Extracted records
■ ■ ■

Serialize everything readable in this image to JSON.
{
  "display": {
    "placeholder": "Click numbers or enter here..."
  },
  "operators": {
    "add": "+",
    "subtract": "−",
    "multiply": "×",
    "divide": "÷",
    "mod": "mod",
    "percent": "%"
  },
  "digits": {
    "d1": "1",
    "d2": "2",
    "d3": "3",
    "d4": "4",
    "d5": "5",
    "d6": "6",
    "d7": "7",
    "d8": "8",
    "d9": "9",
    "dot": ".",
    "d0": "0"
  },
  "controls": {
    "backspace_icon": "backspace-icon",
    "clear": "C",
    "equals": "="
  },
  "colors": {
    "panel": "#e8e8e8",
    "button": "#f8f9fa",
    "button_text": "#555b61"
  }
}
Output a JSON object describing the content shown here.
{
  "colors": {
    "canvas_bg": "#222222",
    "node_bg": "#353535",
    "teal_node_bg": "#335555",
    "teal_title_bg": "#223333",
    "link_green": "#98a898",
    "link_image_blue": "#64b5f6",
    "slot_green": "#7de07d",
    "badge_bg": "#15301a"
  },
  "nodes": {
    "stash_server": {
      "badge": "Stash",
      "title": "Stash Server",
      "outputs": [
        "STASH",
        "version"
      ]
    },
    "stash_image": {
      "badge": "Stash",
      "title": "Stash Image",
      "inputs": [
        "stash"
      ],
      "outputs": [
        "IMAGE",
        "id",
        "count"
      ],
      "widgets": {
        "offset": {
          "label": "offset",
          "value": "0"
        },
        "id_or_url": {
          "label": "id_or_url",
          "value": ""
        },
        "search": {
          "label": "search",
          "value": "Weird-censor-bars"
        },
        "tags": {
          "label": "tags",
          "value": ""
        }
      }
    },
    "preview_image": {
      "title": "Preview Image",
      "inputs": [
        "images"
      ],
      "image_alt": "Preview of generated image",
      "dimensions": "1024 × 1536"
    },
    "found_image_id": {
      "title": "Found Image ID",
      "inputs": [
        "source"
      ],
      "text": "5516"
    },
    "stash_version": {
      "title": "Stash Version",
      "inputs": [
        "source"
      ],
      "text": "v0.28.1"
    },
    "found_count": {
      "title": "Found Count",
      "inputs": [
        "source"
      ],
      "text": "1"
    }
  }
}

■ ■ ■

• Task to carry out:
Write out all of the records above exactly as they appear.

• Complete output:
Serialize everything readable in this image to JSON.
{
  "display": {
    "placeholder": "Click numbers or enter here..."
  },
  "operators": {
    "add": "+",
    "subtract": "−",
    "multiply": "×",
    "divide": "÷",
    "mod": "mod",
    "percent": "%"
  },
  "digits": {
    "d1": "1",
    "d2": "2",
    "d3": "3",
    "d4": "4",
    "d5": "5",
    "d6": "6",
    "d7": "7",
    "d8": "8",
    "d9": "9",
    "dot": ".",
    "d0": "0"
  },
  "controls": {
    "backspace_icon": "backspace-icon",
    "clear": "C",
    "equals": "="
  },
  "colors": {
    "panel": "#e8e8e8",
    "button": "#f8f9fa",
    "button_text": "#555b61"
  }
}
Output a JSON object describing the content shown here.
{
  "colors": {
    "canvas_bg": "#222222",
    "node_bg": "#353535",
    "teal_node_bg": "#335555",
    "teal_title_bg": "#223333",
    "link_green": "#98a898",
    "link_image_blue": "#64b5f6",
    "slot_green": "#7de07d",
    "badge_bg": "#15301a"
  },
  "nodes": {
    "stash_server": {
      "badge": "Stash",
      "title": "Stash Server",
      "outputs": [
        "STASH",
        "version"
      ]
    },
    "stash_image": {
      "badge": "Stash",
      "title": "Stash Image",
      "inputs": [
        "stash"
      ],
      "outputs": [
        "IMAGE",
        "id",
        "count"
      ],
      "widgets": {
        "offset": {
          "label": "offset",
          "value": "0"
        },
        "id_or_url": {
          "label": "id_or_url",
          "value": ""
        },
        "search": {
          "label": "search",
          "value": "Weird-censor-bars"
        },
        "tags": {
          "label": "tags",
          "value": ""
        }
      }
    },
    "preview_image": {
      "title": "Preview Image",
      "inputs": [
        "images"
      ],
      "image_alt": "Preview of generated image",
      "dimensions": "1024 × 1536"
    },
    "found_image_id": {
      "title": "Found Image ID",
      "inputs": [
        "source"
      ],
      "text": "5516"
    },
    "stash_version": {
      "title": "Stash Version",
      "inputs": [
        "source"
      ],
      "text": "v0.28.1"
    },
    "found_count": {
      "title": "Found Count",
      "inputs": [
        "source"
      ],
      "text": "1"
    }
  }
}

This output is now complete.